## Stated goal:
Copy out each line of the material in which the word "analysis" appears.

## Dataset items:
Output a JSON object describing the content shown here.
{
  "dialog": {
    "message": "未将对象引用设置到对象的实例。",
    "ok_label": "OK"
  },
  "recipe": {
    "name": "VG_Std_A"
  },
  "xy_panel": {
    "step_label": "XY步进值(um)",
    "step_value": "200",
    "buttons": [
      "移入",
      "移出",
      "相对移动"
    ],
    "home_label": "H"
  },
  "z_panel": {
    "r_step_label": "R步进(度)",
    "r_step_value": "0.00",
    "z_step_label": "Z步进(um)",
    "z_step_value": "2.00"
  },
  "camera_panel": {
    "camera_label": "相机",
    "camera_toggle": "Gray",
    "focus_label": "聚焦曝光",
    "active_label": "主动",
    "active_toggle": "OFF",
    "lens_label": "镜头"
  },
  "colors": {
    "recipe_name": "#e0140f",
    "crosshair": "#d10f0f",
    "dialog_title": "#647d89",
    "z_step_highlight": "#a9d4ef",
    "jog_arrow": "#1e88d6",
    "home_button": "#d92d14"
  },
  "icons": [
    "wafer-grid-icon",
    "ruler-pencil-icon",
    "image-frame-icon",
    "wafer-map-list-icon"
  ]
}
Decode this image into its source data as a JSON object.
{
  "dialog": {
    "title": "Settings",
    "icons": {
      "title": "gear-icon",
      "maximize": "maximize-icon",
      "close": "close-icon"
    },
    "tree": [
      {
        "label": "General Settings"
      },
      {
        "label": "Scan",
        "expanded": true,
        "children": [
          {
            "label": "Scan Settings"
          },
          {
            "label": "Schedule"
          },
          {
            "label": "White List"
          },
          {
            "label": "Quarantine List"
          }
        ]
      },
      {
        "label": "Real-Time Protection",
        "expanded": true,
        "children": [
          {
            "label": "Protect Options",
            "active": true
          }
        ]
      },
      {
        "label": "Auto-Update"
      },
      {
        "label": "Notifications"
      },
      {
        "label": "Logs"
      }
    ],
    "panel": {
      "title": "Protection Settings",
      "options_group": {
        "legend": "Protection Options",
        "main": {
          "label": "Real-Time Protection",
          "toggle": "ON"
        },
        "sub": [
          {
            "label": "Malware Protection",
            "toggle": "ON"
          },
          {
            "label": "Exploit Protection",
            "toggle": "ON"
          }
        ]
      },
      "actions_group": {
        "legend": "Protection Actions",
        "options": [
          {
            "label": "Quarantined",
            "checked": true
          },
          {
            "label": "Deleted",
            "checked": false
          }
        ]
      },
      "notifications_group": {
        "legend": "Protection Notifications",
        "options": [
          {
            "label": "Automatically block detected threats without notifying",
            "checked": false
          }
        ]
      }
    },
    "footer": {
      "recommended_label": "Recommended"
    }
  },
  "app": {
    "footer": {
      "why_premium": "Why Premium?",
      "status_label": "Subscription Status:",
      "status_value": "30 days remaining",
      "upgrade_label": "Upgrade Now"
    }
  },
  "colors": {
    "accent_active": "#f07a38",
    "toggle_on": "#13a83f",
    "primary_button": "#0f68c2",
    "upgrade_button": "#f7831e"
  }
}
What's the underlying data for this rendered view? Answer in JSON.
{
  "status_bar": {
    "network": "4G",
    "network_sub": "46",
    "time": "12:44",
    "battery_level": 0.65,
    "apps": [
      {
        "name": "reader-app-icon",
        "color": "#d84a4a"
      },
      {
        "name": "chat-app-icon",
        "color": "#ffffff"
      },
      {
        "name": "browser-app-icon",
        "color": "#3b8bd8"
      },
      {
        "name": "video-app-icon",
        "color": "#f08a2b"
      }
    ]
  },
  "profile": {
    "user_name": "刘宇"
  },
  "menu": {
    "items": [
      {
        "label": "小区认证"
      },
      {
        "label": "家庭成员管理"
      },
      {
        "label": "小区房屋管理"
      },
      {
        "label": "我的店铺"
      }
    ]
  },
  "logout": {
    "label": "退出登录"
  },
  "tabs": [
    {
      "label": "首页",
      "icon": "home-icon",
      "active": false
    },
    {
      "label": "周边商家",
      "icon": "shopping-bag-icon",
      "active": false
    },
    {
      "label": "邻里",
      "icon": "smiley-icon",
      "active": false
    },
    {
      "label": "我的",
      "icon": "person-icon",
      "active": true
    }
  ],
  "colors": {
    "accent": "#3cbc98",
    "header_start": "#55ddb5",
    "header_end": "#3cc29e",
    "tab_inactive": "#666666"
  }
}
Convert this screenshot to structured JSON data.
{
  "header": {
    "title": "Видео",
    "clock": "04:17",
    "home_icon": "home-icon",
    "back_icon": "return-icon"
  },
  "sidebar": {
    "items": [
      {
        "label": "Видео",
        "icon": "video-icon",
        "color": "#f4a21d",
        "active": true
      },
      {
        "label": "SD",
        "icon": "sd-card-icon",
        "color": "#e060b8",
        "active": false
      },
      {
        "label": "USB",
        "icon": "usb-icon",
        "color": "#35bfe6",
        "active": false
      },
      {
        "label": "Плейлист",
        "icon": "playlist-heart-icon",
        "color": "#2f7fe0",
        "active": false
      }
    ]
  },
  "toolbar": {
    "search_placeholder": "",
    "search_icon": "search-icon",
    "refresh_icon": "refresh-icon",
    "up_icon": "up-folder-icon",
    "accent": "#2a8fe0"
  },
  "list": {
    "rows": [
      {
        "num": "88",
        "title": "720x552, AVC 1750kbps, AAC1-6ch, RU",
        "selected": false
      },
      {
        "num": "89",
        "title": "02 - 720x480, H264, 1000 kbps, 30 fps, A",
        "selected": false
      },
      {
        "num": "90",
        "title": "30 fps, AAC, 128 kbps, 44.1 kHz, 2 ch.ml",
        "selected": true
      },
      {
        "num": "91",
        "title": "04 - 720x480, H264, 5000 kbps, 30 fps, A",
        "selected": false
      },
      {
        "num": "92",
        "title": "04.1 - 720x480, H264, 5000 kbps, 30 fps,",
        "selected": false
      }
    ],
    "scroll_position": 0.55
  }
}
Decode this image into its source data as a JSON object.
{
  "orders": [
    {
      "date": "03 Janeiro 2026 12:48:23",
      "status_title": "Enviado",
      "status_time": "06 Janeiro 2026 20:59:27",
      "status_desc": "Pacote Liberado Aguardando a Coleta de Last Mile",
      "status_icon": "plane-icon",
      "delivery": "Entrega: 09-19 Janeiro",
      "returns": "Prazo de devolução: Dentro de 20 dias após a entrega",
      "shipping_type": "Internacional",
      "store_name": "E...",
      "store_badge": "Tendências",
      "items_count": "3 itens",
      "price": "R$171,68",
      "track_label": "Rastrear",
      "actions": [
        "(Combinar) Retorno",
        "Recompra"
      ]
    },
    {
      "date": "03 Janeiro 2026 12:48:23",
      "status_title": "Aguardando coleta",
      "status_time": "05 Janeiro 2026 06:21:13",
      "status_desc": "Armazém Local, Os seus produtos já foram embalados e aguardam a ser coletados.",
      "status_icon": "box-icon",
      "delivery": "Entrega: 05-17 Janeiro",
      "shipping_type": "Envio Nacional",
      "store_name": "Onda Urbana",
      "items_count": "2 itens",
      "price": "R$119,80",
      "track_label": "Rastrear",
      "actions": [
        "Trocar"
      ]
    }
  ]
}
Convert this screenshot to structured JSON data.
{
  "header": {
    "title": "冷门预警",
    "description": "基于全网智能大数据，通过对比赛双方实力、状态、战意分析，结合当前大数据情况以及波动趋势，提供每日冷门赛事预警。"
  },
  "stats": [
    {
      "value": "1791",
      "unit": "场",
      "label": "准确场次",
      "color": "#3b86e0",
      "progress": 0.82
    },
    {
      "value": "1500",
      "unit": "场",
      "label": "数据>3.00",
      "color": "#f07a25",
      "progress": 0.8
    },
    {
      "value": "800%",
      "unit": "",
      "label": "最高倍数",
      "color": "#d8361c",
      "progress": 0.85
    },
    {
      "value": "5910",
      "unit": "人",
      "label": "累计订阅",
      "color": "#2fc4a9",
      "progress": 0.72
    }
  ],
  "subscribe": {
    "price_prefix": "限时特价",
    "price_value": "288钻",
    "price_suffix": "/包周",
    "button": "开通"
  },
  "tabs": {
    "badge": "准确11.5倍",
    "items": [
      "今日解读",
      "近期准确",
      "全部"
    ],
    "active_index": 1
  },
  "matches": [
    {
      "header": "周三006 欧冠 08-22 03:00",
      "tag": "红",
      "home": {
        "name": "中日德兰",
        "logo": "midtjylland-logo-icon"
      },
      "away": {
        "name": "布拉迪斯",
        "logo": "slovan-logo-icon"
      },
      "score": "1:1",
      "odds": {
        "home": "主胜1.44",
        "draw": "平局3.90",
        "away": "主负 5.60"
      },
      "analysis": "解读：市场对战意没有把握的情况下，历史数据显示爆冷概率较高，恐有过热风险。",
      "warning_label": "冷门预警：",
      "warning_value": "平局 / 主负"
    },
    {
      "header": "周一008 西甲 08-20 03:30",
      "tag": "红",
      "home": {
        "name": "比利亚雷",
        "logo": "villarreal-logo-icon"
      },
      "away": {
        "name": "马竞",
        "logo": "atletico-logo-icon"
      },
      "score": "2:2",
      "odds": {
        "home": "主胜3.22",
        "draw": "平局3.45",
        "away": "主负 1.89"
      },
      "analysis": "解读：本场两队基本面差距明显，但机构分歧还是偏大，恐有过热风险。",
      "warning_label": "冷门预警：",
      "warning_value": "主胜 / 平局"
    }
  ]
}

## Answer:
      "analysis": "解读：市场对战意没有把握的情况下，历史数据显示爆冷概率较高，恐有过热风险。",
      "analysis": "解读：本场两队基本面差距明显，但机构分歧还是偏大，恐有过热风险。",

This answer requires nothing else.